_YOUR GOAL:_ Restate each of the lines below word for word and drop every picture.

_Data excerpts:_
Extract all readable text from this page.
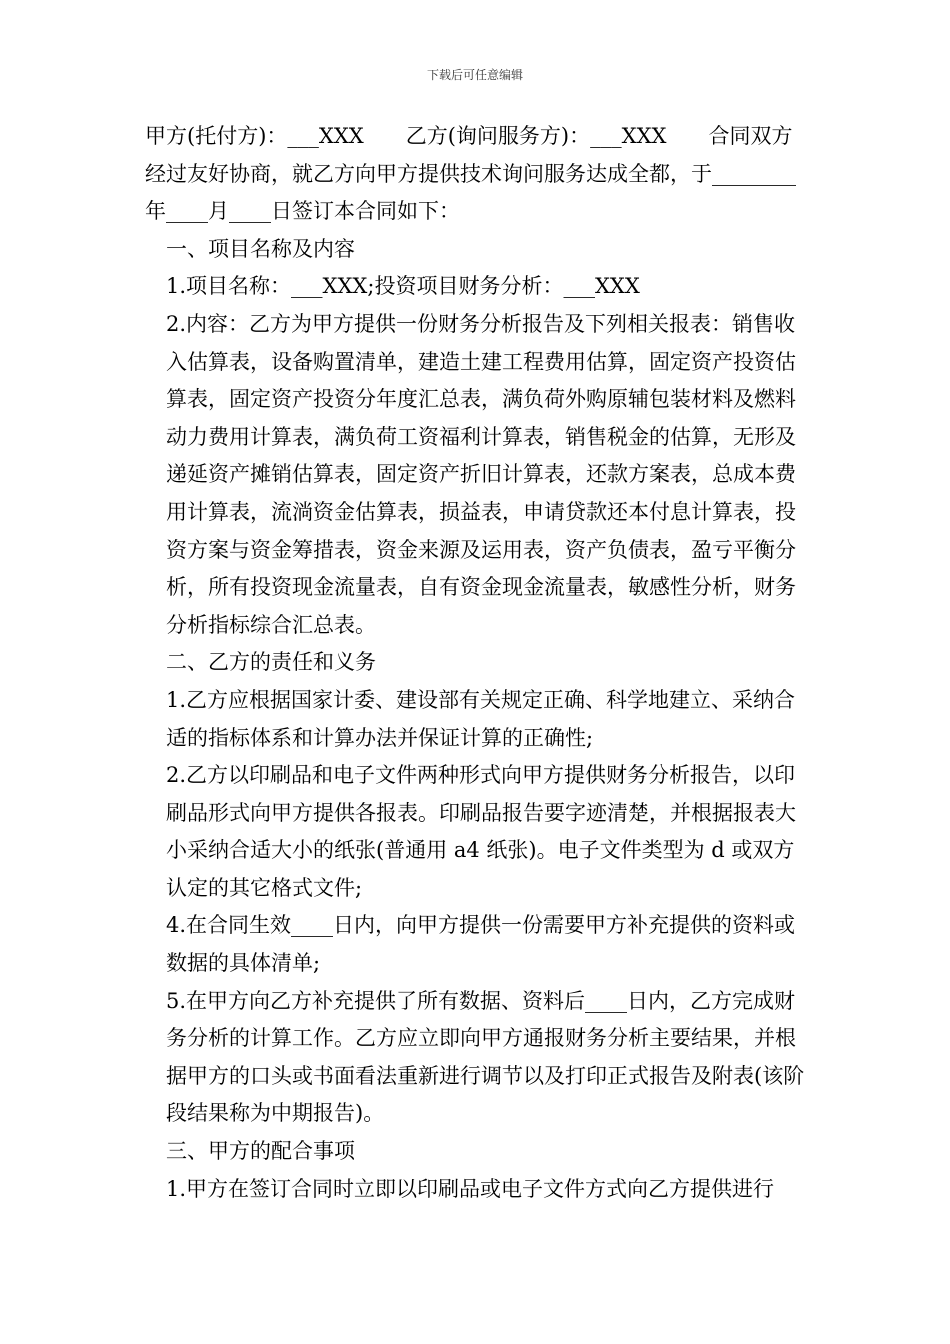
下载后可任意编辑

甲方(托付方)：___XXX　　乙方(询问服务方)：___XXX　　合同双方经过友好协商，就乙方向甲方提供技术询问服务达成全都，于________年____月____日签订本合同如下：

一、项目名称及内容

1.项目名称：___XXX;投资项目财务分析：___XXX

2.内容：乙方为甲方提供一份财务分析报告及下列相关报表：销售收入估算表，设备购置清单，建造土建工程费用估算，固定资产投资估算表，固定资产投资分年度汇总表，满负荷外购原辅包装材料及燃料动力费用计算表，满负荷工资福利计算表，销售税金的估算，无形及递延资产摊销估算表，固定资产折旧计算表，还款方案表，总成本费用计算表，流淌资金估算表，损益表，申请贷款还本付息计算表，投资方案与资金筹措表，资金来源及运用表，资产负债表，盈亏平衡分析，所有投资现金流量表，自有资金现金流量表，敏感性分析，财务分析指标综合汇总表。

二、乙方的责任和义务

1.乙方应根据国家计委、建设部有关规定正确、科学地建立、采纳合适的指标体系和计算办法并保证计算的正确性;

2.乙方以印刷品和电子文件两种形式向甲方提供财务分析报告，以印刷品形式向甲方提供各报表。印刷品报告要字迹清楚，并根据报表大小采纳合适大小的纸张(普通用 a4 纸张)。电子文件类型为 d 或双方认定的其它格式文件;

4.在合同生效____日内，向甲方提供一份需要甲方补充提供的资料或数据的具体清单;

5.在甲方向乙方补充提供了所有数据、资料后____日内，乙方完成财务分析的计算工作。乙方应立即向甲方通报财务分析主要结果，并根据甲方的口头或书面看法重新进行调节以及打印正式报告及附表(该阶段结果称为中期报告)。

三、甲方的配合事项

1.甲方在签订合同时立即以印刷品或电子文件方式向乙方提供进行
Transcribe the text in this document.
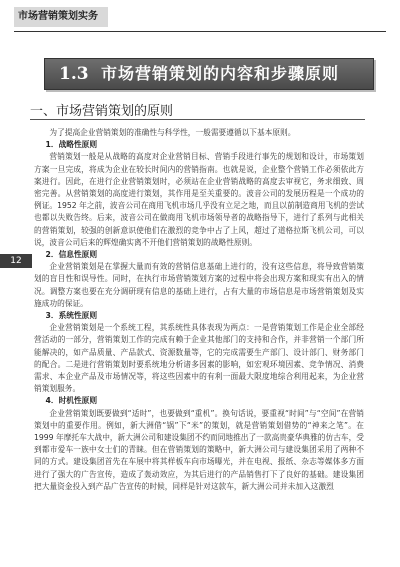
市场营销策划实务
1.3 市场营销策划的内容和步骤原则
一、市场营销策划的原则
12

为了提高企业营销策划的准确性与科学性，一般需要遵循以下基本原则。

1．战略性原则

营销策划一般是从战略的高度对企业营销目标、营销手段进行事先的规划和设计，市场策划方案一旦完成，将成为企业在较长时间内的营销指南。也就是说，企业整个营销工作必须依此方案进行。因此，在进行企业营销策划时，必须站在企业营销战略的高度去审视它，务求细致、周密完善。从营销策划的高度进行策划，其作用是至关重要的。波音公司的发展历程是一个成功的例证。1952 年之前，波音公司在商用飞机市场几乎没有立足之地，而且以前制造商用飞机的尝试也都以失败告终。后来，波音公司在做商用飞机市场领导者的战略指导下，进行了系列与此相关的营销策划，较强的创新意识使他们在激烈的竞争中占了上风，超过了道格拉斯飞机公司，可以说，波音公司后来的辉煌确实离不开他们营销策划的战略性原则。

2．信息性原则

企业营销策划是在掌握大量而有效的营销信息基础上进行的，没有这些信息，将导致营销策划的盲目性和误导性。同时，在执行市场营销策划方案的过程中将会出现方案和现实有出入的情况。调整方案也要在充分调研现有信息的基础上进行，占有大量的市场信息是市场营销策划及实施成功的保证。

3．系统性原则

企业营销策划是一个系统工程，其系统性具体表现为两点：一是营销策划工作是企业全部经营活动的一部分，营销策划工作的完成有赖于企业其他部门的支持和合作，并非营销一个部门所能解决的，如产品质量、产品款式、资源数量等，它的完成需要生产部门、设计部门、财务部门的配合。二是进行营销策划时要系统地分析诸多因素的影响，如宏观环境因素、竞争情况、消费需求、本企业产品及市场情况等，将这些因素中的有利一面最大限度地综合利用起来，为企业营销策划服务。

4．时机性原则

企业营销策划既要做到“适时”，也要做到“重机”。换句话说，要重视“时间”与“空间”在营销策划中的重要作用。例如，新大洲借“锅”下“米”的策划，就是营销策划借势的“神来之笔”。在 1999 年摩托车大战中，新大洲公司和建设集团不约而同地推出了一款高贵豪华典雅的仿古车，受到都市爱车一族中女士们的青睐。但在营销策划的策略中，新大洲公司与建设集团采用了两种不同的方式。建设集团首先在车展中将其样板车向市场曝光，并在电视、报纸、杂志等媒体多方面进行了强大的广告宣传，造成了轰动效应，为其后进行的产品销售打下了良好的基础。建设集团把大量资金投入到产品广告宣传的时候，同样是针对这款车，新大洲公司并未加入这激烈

_EXERCISE OUTPUT:_
Extract all readable text from this page.
下载后可任意编辑

甲方(托付方)：___XXX　　乙方(询问服务方)：___XXX　　合同双方经过友好协商，就乙方向甲方提供技术询问服务达成全都，于________年____月____日签订本合同如下：

一、项目名称及内容

1.项目名称：___XXX;投资项目财务分析：___XXX

2.内容：乙方为甲方提供一份财务分析报告及下列相关报表：销售收入估算表，设备购置清单，建造土建工程费用估算，固定资产投资估算表，固定资产投资分年度汇总表，满负荷外购原辅包装材料及燃料动力费用计算表，满负荷工资福利计算表，销售税金的估算，无形及递延资产摊销估算表，固定资产折旧计算表，还款方案表，总成本费用计算表，流淌资金估算表，损益表，申请贷款还本付息计算表，投资方案与资金筹措表，资金来源及运用表，资产负债表，盈亏平衡分析，所有投资现金流量表，自有资金现金流量表，敏感性分析，财务分析指标综合汇总表。

二、乙方的责任和义务

1.乙方应根据国家计委、建设部有关规定正确、科学地建立、采纳合适的指标体系和计算办法并保证计算的正确性;

2.乙方以印刷品和电子文件两种形式向甲方提供财务分析报告，以印刷品形式向甲方提供各报表。印刷品报告要字迹清楚，并根据报表大小采纳合适大小的纸张(普通用 a4 纸张)。电子文件类型为 d 或双方认定的其它格式文件;

4.在合同生效____日内，向甲方提供一份需要甲方补充提供的资料或数据的具体清单;

5.在甲方向乙方补充提供了所有数据、资料后____日内，乙方完成财务分析的计算工作。乙方应立即向甲方通报财务分析主要结果，并根据甲方的口头或书面看法重新进行调节以及打印正式报告及附表(该阶段结果称为中期报告)。

三、甲方的配合事项

1.甲方在签订合同时立即以印刷品或电子文件方式向乙方提供进行
Transcribe the text in this document.
市场营销策划实务
1.3 市场营销策划的内容和步骤原则
一、市场营销策划的原则
12

为了提高企业营销策划的准确性与科学性，一般需要遵循以下基本原则。

1．战略性原则

营销策划一般是从战略的高度对企业营销目标、营销手段进行事先的规划和设计，市场策划方案一旦完成，将成为企业在较长时间内的营销指南。也就是说，企业整个营销工作必须依此方案进行。因此，在进行企业营销策划时，必须站在企业营销战略的高度去审视它，务求细致、周密完善。从营销策划的高度进行策划，其作用是至关重要的。波音公司的发展历程是一个成功的例证。1952 年之前，波音公司在商用飞机市场几乎没有立足之地，而且以前制造商用飞机的尝试也都以失败告终。后来，波音公司在做商用飞机市场领导者的战略指导下，进行了系列与此相关的营销策划，较强的创新意识使他们在激烈的竞争中占了上风，超过了道格拉斯飞机公司，可以说，波音公司后来的辉煌确实离不开他们营销策划的战略性原则。

2．信息性原则

企业营销策划是在掌握大量而有效的营销信息基础上进行的，没有这些信息，将导致营销策划的盲目性和误导性。同时，在执行市场营销策划方案的过程中将会出现方案和现实有出入的情况。调整方案也要在充分调研现有信息的基础上进行，占有大量的市场信息是市场营销策划及实施成功的保证。

3．系统性原则

企业营销策划是一个系统工程，其系统性具体表现为两点：一是营销策划工作是企业全部经营活动的一部分，营销策划工作的完成有赖于企业其他部门的支持和合作，并非营销一个部门所能解决的，如产品质量、产品款式、资源数量等，它的完成需要生产部门、设计部门、财务部门的配合。二是进行营销策划时要系统地分析诸多因素的影响，如宏观环境因素、竞争情况、消费需求、本企业产品及市场情况等，将这些因素中的有利一面最大限度地综合利用起来，为企业营销策划服务。

4．时机性原则

企业营销策划既要做到“适时”，也要做到“重机”。换句话说，要重视“时间”与“空间”在营销策划中的重要作用。例如，新大洲借“锅”下“米”的策划，就是营销策划借势的“神来之笔”。在 1999 年摩托车大战中，新大洲公司和建设集团不约而同地推出了一款高贵豪华典雅的仿古车，受到都市爱车一族中女士们的青睐。但在营销策划的策略中，新大洲公司与建设集团采用了两种不同的方式。建设集团首先在车展中将其样板车向市场曝光，并在电视、报纸、杂志等媒体多方面进行了强大的广告宣传，造成了轰动效应，为其后进行的产品销售打下了良好的基础。建设集团把大量资金投入到产品广告宣传的时候，同样是针对这款车，新大洲公司并未加入这激烈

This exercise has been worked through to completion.